» Records provided

────────

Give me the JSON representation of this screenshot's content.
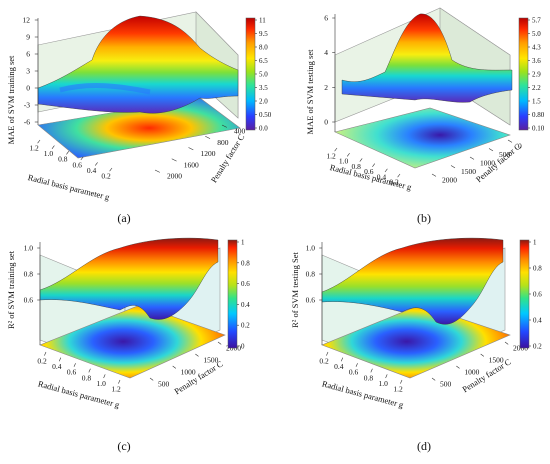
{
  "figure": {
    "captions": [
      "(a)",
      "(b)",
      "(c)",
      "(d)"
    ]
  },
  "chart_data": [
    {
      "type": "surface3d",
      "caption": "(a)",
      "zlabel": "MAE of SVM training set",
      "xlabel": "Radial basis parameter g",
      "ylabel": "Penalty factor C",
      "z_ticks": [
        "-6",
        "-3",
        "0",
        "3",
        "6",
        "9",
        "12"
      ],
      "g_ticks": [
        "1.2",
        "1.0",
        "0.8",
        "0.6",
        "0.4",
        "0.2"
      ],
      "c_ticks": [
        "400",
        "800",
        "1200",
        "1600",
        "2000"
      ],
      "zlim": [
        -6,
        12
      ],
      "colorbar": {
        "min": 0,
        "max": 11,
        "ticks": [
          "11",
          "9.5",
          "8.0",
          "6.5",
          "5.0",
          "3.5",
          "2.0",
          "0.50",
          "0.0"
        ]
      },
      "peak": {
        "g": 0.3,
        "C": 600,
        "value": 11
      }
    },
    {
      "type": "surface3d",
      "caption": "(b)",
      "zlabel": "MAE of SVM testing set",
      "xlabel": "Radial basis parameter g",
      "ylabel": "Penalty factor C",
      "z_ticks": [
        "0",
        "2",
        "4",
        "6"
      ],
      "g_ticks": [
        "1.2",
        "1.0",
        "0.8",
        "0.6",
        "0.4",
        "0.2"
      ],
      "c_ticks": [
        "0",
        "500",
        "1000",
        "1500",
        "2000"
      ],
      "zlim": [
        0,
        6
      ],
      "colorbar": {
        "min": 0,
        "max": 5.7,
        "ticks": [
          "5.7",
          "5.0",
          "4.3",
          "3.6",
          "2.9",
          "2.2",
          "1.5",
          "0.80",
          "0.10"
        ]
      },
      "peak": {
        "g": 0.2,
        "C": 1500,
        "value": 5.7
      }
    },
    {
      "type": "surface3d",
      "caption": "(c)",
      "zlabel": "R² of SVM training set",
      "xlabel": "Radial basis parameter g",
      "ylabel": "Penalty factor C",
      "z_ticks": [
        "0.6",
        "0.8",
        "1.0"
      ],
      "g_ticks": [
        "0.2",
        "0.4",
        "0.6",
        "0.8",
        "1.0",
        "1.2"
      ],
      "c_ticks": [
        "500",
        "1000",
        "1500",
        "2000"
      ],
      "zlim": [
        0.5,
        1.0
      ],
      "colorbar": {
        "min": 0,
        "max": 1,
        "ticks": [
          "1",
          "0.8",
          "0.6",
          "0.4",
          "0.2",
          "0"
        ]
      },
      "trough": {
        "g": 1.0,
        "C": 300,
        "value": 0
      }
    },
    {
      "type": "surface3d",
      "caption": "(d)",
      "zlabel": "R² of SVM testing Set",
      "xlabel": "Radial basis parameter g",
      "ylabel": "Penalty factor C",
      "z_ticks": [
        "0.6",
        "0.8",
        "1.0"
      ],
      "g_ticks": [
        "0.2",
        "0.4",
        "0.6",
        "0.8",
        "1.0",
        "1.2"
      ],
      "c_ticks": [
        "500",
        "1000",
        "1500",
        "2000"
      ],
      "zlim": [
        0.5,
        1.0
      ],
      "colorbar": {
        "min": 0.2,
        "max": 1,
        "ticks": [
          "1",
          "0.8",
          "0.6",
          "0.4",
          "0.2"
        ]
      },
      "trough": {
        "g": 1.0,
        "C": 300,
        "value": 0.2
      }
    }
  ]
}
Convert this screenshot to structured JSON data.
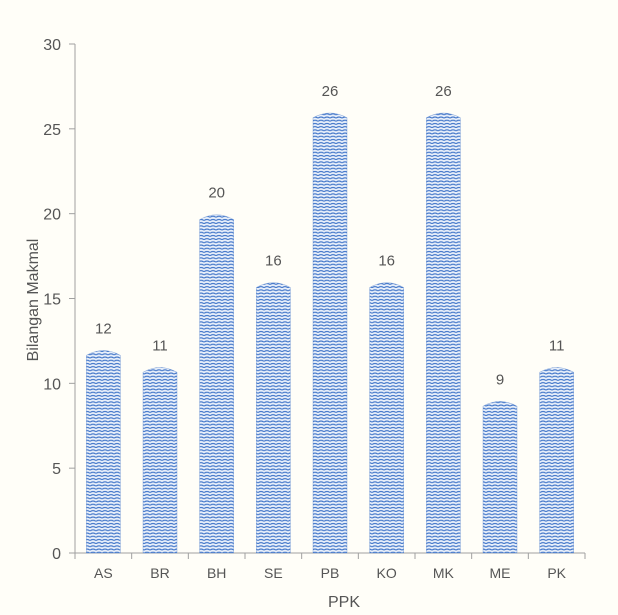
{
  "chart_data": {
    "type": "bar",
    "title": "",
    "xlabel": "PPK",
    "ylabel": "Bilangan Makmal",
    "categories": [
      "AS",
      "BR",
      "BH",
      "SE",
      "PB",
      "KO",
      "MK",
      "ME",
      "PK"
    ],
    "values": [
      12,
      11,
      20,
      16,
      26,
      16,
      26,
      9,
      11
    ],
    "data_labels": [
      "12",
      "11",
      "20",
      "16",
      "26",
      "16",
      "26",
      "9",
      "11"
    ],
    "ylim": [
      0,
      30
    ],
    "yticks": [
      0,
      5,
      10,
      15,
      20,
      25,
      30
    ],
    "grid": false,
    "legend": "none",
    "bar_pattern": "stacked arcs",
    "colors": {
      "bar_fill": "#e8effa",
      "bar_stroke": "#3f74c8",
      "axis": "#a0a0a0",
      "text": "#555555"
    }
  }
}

────────

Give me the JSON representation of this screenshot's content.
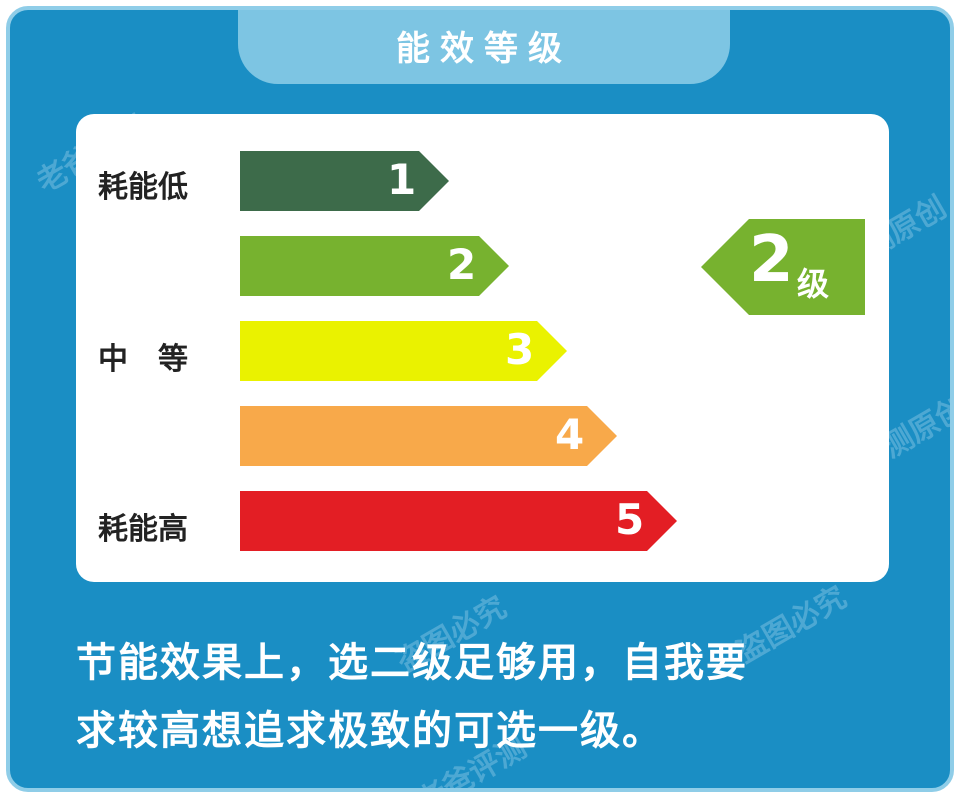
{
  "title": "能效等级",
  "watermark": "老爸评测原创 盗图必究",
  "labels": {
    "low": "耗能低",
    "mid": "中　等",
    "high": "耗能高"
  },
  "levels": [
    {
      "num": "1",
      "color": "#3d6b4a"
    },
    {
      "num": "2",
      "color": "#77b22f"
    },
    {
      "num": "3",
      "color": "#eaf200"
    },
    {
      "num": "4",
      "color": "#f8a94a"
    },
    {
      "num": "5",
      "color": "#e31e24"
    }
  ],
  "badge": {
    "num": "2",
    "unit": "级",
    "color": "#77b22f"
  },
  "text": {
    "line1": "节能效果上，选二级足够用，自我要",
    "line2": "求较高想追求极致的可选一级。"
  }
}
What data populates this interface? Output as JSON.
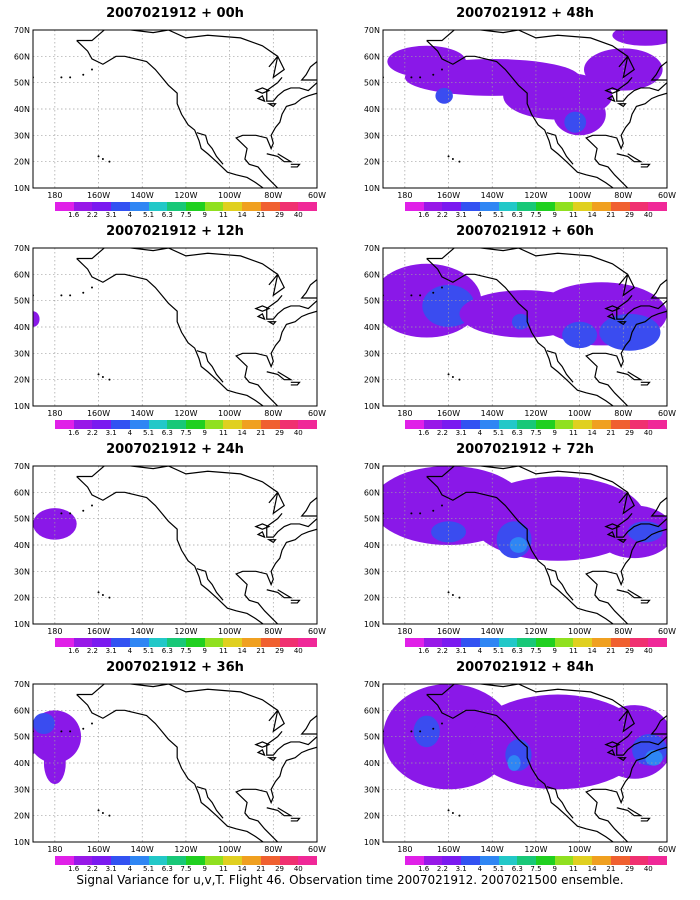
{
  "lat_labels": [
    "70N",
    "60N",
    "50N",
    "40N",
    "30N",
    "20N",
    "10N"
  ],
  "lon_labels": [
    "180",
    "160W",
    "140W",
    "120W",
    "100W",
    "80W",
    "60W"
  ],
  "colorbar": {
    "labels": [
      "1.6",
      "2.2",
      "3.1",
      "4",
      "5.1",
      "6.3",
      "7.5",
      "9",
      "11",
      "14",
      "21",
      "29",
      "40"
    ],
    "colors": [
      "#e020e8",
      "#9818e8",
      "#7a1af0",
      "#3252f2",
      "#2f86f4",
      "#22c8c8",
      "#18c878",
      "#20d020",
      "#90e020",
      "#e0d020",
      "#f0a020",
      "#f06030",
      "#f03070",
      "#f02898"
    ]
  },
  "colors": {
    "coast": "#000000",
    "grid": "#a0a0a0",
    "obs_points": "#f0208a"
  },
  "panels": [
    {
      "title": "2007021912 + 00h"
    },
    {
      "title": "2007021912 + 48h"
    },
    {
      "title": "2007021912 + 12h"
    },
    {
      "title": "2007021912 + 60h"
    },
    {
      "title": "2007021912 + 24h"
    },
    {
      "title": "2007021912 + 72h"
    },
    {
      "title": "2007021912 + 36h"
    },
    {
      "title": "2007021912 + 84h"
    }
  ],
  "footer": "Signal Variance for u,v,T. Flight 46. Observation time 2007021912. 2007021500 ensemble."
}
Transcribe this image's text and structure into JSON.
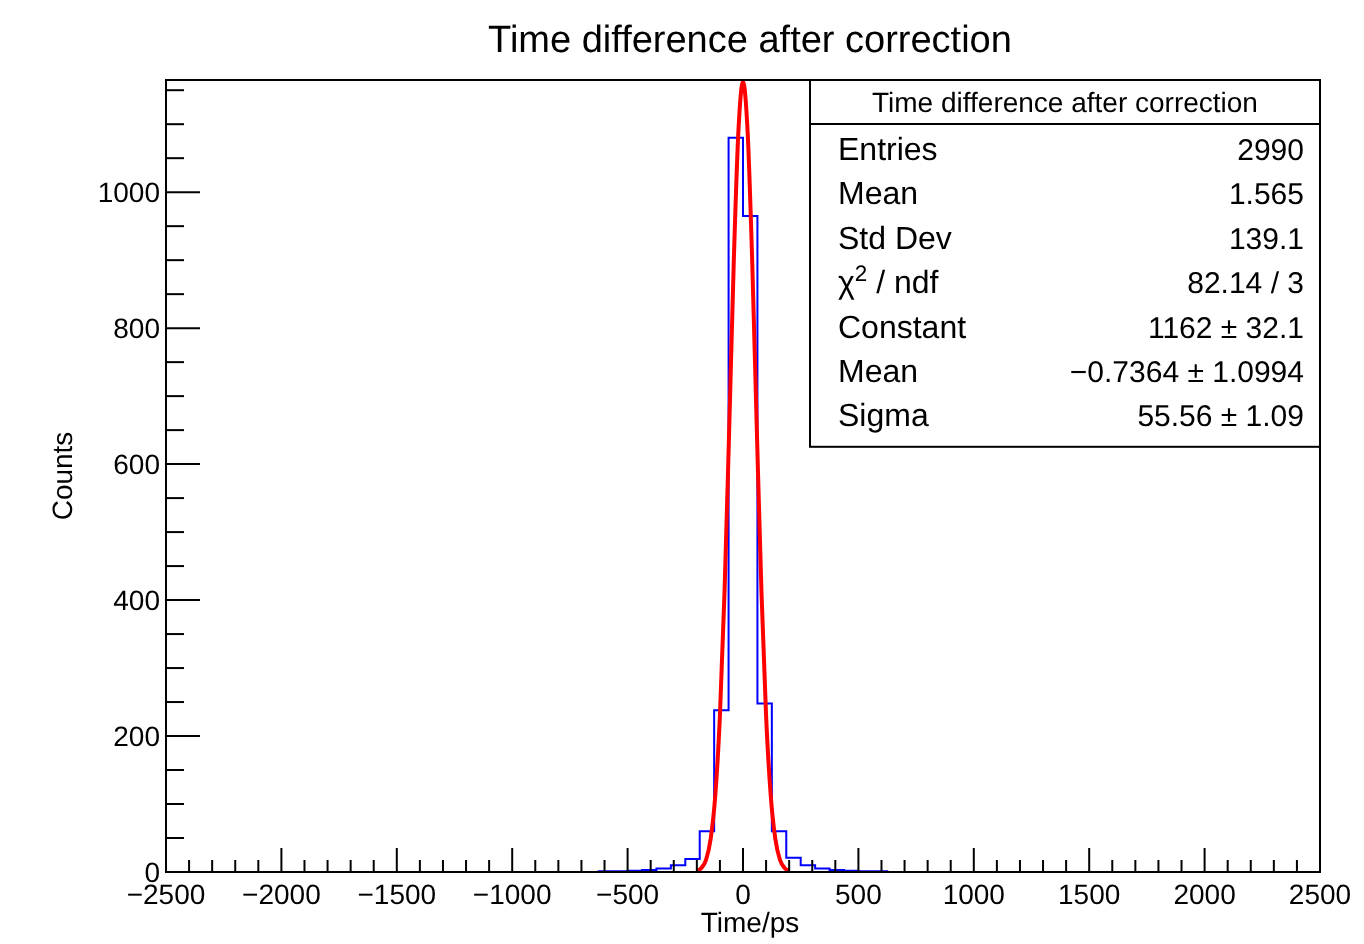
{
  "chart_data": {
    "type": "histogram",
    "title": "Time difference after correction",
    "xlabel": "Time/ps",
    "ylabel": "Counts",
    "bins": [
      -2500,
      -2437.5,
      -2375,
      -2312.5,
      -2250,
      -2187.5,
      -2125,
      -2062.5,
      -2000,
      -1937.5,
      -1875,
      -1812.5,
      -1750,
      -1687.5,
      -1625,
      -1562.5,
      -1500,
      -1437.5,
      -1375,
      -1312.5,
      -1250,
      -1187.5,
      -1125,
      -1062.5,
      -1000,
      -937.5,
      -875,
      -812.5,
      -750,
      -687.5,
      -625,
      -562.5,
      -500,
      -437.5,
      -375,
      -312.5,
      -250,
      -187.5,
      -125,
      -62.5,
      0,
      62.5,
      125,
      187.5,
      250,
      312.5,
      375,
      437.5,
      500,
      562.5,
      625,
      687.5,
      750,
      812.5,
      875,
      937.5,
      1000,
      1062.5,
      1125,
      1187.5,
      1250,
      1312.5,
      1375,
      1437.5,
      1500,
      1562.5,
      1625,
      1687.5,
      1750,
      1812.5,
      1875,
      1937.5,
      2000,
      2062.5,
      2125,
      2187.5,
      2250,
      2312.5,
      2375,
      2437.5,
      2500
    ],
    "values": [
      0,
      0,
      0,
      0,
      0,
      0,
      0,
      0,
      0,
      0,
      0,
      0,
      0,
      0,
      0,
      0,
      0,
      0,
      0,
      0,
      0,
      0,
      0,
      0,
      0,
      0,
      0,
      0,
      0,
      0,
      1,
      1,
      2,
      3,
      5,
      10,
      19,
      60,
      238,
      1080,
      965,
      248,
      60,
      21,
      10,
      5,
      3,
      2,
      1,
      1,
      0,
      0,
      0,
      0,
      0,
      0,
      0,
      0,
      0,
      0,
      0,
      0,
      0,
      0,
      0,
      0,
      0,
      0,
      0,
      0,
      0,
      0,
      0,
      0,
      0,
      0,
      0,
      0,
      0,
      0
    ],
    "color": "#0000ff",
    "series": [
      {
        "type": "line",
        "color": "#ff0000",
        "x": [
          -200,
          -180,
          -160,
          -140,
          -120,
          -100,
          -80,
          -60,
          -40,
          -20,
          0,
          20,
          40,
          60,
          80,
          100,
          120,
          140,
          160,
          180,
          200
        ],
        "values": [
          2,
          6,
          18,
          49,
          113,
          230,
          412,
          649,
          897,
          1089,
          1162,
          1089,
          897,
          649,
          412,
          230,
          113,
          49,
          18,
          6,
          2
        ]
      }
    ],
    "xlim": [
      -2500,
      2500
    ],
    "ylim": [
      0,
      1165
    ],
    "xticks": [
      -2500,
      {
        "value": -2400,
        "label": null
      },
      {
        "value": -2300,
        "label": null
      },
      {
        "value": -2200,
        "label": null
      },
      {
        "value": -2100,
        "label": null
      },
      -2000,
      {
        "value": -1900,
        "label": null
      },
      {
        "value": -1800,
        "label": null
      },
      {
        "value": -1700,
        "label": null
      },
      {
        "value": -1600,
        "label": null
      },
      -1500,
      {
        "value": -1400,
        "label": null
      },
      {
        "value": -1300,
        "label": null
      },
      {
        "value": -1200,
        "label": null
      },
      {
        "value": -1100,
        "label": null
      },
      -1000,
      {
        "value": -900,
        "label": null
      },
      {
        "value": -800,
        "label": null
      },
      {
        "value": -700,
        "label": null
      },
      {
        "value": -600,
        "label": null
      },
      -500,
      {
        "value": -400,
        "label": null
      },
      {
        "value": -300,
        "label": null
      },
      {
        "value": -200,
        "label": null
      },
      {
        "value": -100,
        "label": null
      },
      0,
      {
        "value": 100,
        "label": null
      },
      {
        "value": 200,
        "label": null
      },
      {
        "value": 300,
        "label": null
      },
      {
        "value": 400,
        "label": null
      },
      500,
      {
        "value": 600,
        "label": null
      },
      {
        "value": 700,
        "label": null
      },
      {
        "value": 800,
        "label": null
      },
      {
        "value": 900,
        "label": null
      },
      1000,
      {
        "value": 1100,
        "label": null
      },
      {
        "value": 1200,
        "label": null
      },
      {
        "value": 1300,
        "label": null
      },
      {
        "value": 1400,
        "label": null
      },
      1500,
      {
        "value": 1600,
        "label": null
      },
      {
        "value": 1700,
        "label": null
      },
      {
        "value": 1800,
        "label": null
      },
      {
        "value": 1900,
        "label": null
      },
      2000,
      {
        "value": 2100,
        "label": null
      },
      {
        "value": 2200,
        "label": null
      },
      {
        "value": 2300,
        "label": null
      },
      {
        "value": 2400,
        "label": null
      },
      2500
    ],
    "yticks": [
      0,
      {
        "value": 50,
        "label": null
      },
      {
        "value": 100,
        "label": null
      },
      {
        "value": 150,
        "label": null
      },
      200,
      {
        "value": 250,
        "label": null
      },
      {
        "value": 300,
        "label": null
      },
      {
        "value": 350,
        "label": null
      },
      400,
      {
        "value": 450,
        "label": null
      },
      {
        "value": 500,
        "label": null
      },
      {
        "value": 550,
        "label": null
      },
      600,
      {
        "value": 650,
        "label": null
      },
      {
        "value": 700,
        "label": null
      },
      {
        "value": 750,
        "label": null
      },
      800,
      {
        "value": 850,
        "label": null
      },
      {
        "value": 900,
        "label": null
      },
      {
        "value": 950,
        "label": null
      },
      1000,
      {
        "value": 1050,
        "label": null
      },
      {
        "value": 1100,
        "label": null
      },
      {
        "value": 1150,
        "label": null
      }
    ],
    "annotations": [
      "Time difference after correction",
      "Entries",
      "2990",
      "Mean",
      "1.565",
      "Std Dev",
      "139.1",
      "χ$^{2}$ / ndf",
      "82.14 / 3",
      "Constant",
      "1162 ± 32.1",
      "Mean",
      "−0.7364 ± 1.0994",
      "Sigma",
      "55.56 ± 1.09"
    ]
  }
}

────────

» Task description
For the listing above, give the number of lines in which the string "title" occurs, and nothing else.

» Task response
11